■ WHAT TO PRODUCE ■
Answer with a single number: the count of lines that hold "Based".

Data items
##############################
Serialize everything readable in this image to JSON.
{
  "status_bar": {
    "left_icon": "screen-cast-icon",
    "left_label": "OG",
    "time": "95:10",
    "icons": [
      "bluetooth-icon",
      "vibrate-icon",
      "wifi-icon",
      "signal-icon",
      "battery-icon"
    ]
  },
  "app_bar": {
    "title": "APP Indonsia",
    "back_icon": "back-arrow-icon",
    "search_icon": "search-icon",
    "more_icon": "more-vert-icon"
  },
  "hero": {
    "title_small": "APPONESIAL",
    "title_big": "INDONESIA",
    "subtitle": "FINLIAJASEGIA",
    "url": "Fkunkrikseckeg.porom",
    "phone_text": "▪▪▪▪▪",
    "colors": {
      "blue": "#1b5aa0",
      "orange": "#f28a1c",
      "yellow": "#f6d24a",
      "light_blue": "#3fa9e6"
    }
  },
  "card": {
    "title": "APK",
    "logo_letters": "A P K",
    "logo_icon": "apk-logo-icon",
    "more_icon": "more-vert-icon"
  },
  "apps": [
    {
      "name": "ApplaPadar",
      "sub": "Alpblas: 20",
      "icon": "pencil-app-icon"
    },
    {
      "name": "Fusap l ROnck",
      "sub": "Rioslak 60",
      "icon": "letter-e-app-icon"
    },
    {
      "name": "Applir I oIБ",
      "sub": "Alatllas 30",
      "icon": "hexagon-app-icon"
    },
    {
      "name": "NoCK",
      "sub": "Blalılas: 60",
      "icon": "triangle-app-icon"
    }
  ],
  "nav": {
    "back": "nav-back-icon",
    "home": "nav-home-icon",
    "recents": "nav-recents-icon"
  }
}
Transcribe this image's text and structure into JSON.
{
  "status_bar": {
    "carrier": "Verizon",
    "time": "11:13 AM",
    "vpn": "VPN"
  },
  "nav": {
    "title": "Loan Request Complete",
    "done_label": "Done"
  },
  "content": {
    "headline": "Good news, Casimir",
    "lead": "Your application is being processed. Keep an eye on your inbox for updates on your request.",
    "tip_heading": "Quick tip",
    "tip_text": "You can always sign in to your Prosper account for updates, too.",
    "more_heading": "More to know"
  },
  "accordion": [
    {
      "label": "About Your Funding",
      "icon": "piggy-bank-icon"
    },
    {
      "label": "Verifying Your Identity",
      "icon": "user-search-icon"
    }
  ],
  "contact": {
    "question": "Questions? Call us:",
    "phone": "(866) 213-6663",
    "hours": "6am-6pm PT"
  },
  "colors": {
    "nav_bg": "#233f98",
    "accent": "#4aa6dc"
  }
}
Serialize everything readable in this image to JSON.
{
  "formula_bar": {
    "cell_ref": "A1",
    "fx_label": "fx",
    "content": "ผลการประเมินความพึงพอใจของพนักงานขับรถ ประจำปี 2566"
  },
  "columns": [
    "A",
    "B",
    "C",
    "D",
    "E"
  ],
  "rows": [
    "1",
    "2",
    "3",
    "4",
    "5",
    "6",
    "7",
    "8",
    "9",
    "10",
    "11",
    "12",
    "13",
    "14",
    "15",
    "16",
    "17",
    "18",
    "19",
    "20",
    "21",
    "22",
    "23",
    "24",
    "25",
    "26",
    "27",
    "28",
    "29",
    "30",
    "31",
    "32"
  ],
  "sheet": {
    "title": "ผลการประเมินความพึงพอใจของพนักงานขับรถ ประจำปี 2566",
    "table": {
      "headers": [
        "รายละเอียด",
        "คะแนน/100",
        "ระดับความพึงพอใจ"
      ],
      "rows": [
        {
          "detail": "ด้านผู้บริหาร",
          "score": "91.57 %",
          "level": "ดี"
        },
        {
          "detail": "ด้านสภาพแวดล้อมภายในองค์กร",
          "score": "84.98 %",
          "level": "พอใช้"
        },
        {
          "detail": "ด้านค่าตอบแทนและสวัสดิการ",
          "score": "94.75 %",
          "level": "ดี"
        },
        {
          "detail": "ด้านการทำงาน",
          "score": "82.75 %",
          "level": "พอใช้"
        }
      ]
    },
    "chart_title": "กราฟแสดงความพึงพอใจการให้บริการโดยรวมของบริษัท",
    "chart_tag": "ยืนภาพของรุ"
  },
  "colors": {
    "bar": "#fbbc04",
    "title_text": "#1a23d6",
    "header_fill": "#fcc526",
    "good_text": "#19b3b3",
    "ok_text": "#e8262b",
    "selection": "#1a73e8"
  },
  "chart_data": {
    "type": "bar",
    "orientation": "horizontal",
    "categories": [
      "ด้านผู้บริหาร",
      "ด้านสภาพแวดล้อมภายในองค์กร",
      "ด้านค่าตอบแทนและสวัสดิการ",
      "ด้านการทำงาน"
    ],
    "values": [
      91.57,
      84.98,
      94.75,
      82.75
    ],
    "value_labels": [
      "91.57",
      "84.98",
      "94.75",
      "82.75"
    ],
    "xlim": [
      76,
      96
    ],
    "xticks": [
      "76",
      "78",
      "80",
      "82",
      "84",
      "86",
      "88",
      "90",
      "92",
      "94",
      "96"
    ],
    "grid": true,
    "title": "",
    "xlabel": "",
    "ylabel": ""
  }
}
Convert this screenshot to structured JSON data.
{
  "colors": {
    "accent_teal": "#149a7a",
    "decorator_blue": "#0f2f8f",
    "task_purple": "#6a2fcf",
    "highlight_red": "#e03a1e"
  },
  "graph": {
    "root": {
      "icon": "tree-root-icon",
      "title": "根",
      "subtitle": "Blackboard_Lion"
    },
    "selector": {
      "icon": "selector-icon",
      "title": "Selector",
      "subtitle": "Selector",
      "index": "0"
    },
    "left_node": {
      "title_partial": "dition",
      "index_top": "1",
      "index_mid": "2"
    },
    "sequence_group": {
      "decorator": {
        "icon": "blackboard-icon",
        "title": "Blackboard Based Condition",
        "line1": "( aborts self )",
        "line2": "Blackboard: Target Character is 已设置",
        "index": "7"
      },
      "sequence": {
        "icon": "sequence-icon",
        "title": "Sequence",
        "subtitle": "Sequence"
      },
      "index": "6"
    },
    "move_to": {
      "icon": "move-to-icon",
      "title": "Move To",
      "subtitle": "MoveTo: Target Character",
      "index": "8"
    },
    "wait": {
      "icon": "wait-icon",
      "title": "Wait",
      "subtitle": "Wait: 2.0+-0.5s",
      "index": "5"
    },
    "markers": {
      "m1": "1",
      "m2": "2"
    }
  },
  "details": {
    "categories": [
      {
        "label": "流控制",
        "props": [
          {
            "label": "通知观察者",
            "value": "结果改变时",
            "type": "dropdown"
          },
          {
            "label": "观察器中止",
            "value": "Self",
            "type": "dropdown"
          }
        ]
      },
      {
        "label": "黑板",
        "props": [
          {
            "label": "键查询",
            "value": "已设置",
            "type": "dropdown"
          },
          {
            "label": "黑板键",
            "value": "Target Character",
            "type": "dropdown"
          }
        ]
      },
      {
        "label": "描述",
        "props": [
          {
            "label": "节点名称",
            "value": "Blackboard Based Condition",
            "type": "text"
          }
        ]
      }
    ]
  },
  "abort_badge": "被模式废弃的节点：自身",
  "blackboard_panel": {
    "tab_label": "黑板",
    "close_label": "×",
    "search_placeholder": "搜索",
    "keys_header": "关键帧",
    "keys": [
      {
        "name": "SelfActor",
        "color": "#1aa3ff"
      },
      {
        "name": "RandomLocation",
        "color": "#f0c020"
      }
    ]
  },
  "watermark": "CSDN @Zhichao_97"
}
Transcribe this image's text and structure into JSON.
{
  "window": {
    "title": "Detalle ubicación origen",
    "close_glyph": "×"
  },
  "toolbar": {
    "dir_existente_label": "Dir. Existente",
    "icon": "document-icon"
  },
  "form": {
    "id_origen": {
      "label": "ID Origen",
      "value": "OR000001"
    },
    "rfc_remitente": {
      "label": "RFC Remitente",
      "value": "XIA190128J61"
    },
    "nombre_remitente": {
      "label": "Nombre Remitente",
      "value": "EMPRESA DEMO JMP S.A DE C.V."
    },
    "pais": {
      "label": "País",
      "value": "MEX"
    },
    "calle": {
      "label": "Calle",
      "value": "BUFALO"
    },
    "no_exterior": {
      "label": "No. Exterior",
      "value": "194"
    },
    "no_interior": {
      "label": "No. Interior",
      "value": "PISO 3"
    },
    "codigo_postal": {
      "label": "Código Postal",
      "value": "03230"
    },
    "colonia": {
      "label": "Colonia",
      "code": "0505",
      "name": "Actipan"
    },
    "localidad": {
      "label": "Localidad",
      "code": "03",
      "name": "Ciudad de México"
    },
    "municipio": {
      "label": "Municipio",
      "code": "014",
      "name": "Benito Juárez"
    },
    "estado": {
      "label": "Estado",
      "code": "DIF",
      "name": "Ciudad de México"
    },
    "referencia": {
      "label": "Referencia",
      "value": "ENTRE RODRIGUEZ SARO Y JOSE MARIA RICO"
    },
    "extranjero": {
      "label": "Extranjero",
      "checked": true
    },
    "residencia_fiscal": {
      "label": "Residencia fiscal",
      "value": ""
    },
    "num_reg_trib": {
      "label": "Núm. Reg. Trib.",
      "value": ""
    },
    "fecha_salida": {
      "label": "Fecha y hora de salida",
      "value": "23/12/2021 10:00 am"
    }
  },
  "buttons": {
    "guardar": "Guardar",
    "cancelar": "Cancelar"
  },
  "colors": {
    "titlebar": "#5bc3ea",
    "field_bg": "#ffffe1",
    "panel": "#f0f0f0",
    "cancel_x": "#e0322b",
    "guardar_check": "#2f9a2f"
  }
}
##############################
■ SOLUTION ■
2